Look for "page" in the listing below. Gather each line that contains it.

- - - - -

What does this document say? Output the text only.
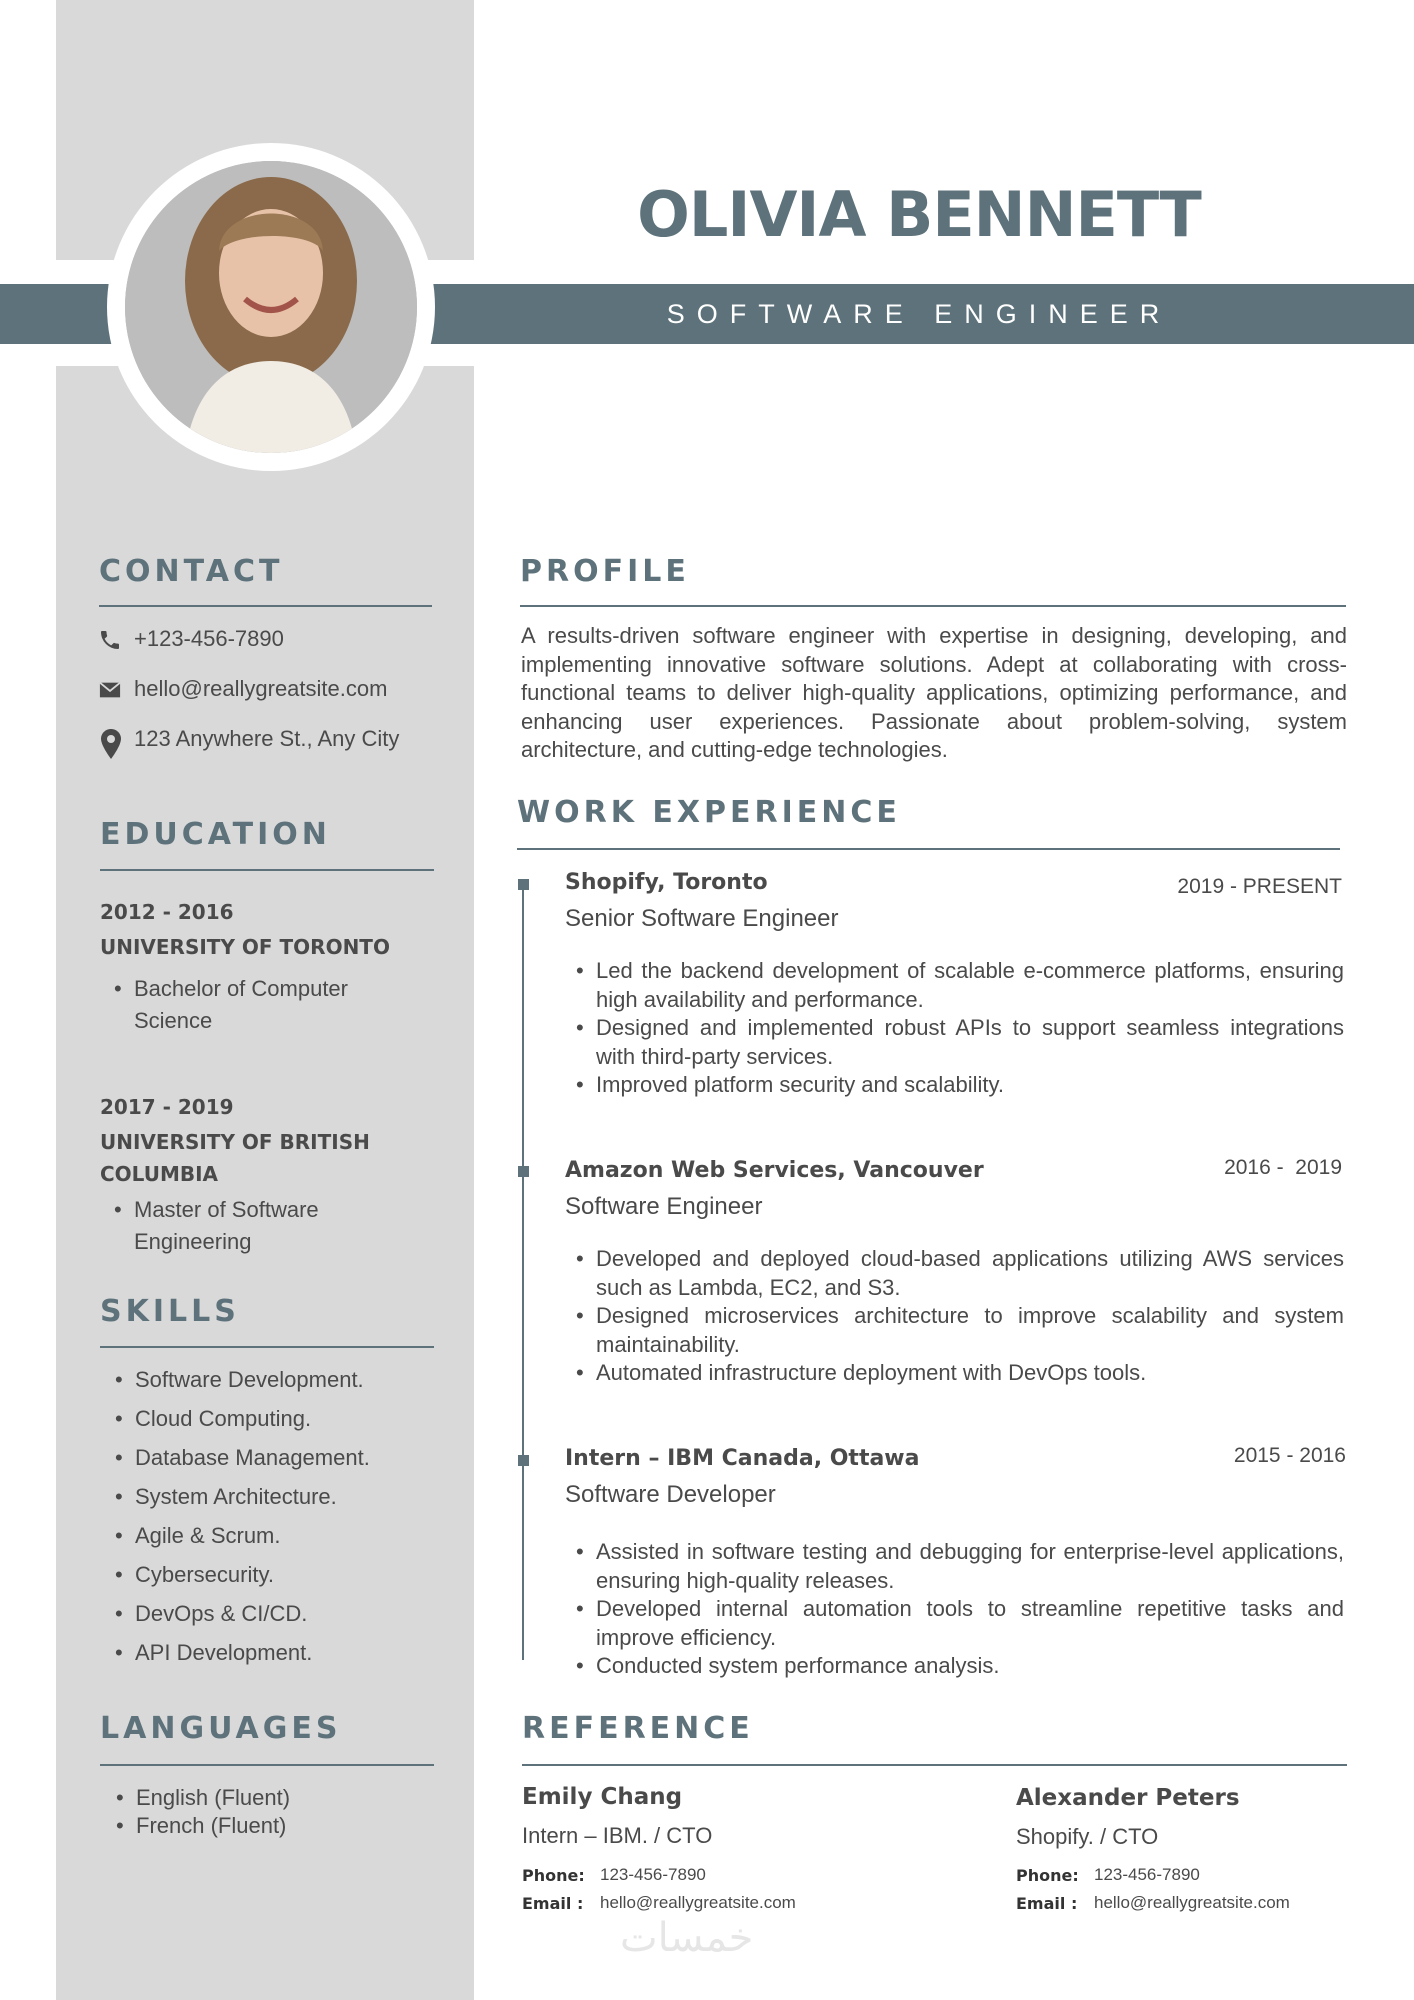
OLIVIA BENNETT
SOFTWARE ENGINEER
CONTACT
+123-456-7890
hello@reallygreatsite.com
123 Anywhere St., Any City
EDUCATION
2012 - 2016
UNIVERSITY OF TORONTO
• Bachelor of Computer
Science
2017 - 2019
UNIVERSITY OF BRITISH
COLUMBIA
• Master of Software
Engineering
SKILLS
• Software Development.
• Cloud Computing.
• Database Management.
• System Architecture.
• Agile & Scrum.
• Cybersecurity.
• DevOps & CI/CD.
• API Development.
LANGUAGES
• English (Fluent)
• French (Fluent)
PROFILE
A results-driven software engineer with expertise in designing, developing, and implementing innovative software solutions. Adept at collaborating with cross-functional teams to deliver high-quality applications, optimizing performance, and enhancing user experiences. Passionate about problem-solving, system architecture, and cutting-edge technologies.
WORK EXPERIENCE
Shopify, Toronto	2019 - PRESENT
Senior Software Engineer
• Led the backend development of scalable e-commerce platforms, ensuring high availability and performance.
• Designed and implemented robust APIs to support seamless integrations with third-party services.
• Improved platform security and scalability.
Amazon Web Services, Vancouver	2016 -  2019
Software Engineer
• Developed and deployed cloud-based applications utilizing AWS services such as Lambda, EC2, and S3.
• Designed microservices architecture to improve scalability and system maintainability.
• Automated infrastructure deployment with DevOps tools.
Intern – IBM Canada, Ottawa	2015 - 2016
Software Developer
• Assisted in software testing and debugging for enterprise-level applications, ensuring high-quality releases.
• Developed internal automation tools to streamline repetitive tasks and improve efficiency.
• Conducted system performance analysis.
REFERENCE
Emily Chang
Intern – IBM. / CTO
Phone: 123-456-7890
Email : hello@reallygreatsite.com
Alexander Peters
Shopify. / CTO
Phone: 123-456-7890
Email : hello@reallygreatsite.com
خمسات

- - - - -

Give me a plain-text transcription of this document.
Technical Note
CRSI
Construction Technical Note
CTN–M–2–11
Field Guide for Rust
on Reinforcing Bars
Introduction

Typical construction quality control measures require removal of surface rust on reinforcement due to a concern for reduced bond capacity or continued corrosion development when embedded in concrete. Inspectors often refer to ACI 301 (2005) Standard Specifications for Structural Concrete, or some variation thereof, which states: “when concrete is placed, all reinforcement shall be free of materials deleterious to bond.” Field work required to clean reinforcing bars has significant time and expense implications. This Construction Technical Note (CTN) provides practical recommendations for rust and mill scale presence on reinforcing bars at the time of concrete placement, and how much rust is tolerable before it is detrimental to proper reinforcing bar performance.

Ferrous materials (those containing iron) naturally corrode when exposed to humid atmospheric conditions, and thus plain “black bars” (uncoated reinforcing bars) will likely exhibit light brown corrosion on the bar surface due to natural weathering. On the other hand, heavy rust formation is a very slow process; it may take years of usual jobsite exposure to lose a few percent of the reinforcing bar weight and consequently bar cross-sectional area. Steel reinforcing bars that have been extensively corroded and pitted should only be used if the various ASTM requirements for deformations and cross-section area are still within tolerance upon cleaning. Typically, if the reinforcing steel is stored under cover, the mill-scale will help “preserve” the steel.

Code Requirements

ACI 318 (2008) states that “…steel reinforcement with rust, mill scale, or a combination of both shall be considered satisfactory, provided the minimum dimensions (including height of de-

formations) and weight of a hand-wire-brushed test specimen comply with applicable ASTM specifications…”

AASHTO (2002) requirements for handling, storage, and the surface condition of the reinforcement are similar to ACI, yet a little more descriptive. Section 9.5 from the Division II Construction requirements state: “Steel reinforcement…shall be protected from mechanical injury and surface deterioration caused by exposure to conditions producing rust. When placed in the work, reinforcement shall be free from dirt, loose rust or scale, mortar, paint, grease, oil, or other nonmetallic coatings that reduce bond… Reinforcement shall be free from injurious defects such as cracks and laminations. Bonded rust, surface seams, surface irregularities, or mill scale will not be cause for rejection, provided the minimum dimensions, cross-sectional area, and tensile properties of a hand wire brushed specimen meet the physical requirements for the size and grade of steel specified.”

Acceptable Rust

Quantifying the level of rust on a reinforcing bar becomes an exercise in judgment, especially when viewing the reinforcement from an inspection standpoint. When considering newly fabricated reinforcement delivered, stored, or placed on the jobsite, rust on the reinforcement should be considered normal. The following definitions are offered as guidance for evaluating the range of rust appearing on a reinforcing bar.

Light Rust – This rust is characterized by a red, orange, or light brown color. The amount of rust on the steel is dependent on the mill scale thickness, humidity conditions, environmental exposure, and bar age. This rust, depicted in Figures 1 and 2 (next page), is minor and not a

- - - - -

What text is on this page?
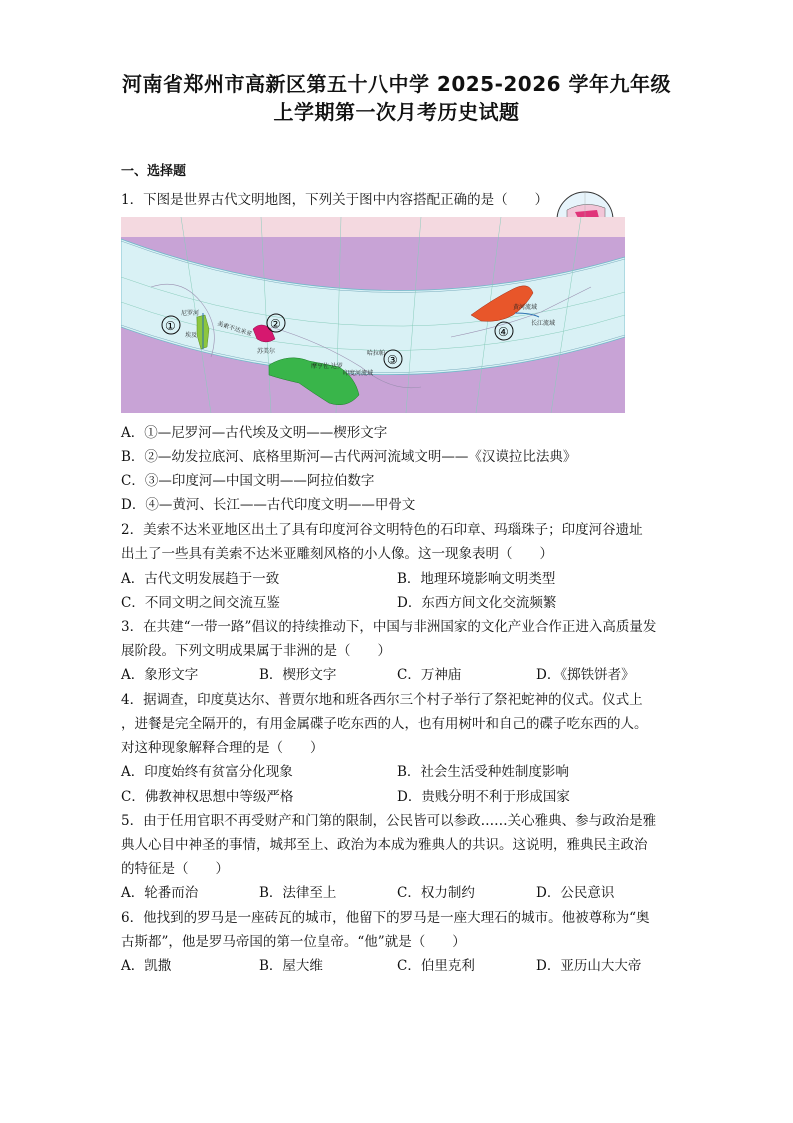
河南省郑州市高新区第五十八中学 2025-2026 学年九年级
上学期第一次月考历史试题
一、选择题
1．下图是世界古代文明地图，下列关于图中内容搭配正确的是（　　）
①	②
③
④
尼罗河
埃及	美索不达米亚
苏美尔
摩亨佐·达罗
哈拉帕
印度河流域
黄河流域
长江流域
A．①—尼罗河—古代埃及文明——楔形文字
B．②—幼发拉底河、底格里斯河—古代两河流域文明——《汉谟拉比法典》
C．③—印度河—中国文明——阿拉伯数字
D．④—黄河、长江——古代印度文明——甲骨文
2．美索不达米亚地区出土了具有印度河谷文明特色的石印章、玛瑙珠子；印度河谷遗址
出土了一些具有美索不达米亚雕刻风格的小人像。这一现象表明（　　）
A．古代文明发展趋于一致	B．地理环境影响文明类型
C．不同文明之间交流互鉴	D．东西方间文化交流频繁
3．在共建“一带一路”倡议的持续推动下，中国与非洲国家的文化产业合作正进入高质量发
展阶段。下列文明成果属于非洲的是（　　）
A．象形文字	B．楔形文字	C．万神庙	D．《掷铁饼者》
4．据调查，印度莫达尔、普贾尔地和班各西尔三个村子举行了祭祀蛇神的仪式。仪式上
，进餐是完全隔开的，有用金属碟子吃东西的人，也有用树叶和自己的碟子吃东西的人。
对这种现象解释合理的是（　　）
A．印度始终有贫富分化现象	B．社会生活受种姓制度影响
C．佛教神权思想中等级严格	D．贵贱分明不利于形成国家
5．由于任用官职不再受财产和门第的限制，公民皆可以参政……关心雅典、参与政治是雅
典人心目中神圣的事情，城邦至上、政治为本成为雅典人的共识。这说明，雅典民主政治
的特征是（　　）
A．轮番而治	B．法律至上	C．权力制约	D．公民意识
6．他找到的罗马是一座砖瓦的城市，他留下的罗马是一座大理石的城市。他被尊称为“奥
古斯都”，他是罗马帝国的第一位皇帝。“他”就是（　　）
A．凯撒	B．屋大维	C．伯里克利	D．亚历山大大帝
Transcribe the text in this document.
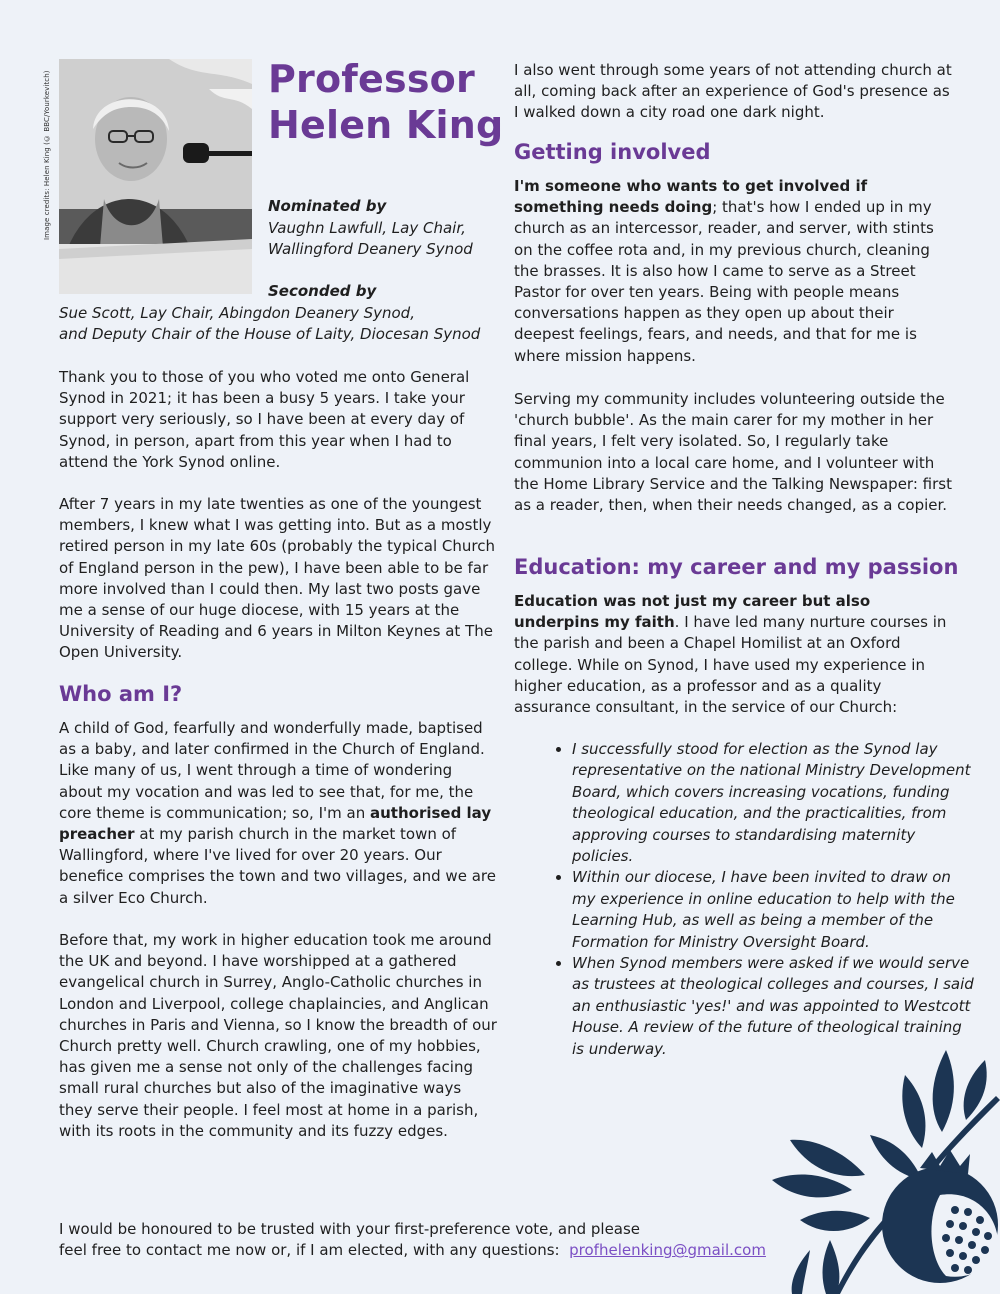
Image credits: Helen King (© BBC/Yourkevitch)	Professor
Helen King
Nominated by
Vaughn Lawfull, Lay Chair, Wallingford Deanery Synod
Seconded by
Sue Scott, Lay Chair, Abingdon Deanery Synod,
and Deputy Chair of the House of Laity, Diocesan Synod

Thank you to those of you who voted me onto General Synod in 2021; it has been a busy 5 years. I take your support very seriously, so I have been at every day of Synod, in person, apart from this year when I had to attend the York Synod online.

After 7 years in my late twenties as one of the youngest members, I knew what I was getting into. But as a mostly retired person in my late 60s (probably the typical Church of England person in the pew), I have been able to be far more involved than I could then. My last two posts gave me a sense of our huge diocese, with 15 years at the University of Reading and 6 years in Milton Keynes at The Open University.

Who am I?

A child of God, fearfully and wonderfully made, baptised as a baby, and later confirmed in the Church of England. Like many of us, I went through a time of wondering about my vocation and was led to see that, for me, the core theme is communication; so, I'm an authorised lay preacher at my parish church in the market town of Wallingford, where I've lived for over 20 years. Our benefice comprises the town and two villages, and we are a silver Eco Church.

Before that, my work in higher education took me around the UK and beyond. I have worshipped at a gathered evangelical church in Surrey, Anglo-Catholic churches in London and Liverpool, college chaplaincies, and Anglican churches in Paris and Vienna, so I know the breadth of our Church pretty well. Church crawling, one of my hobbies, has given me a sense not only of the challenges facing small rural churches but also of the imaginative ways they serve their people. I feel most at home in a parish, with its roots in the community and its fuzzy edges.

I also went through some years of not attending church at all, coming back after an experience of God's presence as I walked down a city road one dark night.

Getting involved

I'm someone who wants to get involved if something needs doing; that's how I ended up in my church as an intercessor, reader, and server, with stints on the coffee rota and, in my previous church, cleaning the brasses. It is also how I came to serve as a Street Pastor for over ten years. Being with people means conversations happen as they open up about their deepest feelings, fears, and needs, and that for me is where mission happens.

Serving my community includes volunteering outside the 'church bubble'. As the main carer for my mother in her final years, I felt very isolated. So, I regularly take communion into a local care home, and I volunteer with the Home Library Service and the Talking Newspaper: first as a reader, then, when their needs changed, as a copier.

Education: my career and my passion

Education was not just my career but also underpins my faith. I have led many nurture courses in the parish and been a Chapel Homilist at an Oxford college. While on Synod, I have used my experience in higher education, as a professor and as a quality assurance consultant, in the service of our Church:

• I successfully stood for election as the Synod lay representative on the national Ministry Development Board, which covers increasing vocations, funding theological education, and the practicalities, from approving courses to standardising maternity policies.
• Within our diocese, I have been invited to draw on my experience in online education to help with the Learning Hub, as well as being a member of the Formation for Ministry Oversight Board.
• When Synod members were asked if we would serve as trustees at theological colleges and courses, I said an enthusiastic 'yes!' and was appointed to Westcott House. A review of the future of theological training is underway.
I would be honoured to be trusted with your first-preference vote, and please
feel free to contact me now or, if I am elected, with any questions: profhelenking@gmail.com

- - - - -

SOLUTION FOR THIS EXERCISE
Light Rust – This rust is characterized by a red, orange, or light brown color. The amount of rust on the steel is dependent on the mill scale thickness, humidity conditions, environmental exposure, and bar age. This rust, depicted in Figures 1 and 2 (next page), is minor and not a
What text is on this page?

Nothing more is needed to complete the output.